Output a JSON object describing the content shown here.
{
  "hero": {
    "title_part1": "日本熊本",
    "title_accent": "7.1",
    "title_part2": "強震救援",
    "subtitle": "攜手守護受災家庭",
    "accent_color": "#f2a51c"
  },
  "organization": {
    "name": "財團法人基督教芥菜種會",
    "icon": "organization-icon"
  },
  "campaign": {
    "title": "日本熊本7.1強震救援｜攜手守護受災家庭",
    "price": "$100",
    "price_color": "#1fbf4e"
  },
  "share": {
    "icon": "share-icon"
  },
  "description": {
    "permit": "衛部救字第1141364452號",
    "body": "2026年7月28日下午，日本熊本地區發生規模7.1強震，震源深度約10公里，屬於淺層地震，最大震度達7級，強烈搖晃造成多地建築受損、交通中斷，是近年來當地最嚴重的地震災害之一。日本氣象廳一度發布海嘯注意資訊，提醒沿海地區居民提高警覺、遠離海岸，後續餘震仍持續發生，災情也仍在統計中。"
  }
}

______________________________

▶ _Exercise directions_
All of the entries above should be written out again exactly.

▶ _Response_
Output a JSON object describing the content shown here.
{
  "hero": {
    "title_part1": "日本熊本",
    "title_accent": "7.1",
    "title_part2": "強震救援",
    "subtitle": "攜手守護受災家庭",
    "accent_color": "#f2a51c"
  },
  "organization": {
    "name": "財團法人基督教芥菜種會",
    "icon": "organization-icon"
  },
  "campaign": {
    "title": "日本熊本7.1強震救援｜攜手守護受災家庭",
    "price": "$100",
    "price_color": "#1fbf4e"
  },
  "share": {
    "icon": "share-icon"
  },
  "description": {
    "permit": "衛部救字第1141364452號",
    "body": "2026年7月28日下午，日本熊本地區發生規模7.1強震，震源深度約10公里，屬於淺層地震，最大震度達7級，強烈搖晃造成多地建築受損、交通中斷，是近年來當地最嚴重的地震災害之一。日本氣象廳一度發布海嘯注意資訊，提醒沿海地區居民提高警覺、遠離海岸，後續餘震仍持續發生，災情也仍在統計中。"
  }
}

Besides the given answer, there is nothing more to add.